# Requirements
Your task is to print every entry below exactly as given.

# Data supplied
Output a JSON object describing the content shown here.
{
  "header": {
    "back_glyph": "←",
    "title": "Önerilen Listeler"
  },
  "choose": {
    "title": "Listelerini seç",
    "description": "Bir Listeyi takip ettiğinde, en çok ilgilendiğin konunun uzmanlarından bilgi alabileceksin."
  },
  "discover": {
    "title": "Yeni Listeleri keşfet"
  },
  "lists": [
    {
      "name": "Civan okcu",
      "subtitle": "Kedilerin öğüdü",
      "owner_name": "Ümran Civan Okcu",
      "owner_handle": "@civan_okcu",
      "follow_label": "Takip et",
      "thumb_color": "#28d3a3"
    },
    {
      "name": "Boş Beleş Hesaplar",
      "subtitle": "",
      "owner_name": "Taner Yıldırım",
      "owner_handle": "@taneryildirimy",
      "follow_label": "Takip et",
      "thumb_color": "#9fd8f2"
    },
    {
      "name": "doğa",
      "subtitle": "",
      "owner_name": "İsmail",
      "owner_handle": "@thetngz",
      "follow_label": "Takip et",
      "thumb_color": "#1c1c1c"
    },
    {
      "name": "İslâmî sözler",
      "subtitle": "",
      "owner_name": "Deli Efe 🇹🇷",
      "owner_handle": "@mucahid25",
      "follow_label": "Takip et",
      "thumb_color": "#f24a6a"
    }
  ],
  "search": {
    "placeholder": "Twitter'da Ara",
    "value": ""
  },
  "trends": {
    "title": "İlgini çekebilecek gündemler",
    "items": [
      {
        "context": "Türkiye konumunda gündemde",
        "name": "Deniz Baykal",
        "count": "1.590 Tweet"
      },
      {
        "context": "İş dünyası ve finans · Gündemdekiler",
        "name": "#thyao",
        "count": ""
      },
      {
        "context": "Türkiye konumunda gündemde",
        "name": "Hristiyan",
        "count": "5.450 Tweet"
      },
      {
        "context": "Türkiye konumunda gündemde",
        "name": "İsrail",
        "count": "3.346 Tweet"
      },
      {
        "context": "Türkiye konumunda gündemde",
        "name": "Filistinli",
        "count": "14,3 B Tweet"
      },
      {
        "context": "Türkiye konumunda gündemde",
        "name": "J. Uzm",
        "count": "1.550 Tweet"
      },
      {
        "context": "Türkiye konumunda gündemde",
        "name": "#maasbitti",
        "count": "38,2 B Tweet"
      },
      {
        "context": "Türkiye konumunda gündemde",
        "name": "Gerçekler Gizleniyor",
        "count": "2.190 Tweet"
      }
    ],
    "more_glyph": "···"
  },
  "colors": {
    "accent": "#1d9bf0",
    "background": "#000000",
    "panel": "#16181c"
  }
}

# Solution
Output a JSON object describing the content shown here.
{
  "header": {
    "back_glyph": "←",
    "title": "Önerilen Listeler"
  },
  "choose": {
    "title": "Listelerini seç",
    "description": "Bir Listeyi takip ettiğinde, en çok ilgilendiğin konunun uzmanlarından bilgi alabileceksin."
  },
  "discover": {
    "title": "Yeni Listeleri keşfet"
  },
  "lists": [
    {
      "name": "Civan okcu",
      "subtitle": "Kedilerin öğüdü",
      "owner_name": "Ümran Civan Okcu",
      "owner_handle": "@civan_okcu",
      "follow_label": "Takip et",
      "thumb_color": "#28d3a3"
    },
    {
      "name": "Boş Beleş Hesaplar",
      "subtitle": "",
      "owner_name": "Taner Yıldırım",
      "owner_handle": "@taneryildirimy",
      "follow_label": "Takip et",
      "thumb_color": "#9fd8f2"
    },
    {
      "name": "doğa",
      "subtitle": "",
      "owner_name": "İsmail",
      "owner_handle": "@thetngz",
      "follow_label": "Takip et",
      "thumb_color": "#1c1c1c"
    },
    {
      "name": "İslâmî sözler",
      "subtitle": "",
      "owner_name": "Deli Efe 🇹🇷",
      "owner_handle": "@mucahid25",
      "follow_label": "Takip et",
      "thumb_color": "#f24a6a"
    }
  ],
  "search": {
    "placeholder": "Twitter'da Ara",
    "value": ""
  },
  "trends": {
    "title": "İlgini çekebilecek gündemler",
    "items": [
      {
        "context": "Türkiye konumunda gündemde",
        "name": "Deniz Baykal",
        "count": "1.590 Tweet"
      },
      {
        "context": "İş dünyası ve finans · Gündemdekiler",
        "name": "#thyao",
        "count": ""
      },
      {
        "context": "Türkiye konumunda gündemde",
        "name": "Hristiyan",
        "count": "5.450 Tweet"
      },
      {
        "context": "Türkiye konumunda gündemde",
        "name": "İsrail",
        "count": "3.346 Tweet"
      },
      {
        "context": "Türkiye konumunda gündemde",
        "name": "Filistinli",
        "count": "14,3 B Tweet"
      },
      {
        "context": "Türkiye konumunda gündemde",
        "name": "J. Uzm",
        "count": "1.550 Tweet"
      },
      {
        "context": "Türkiye konumunda gündemde",
        "name": "#maasbitti",
        "count": "38,2 B Tweet"
      },
      {
        "context": "Türkiye konumunda gündemde",
        "name": "Gerçekler Gizleniyor",
        "count": "2.190 Tweet"
      }
    ],
    "more_glyph": "···"
  },
  "colors": {
    "accent": "#1d9bf0",
    "background": "#000000",
    "panel": "#16181c"
  }
}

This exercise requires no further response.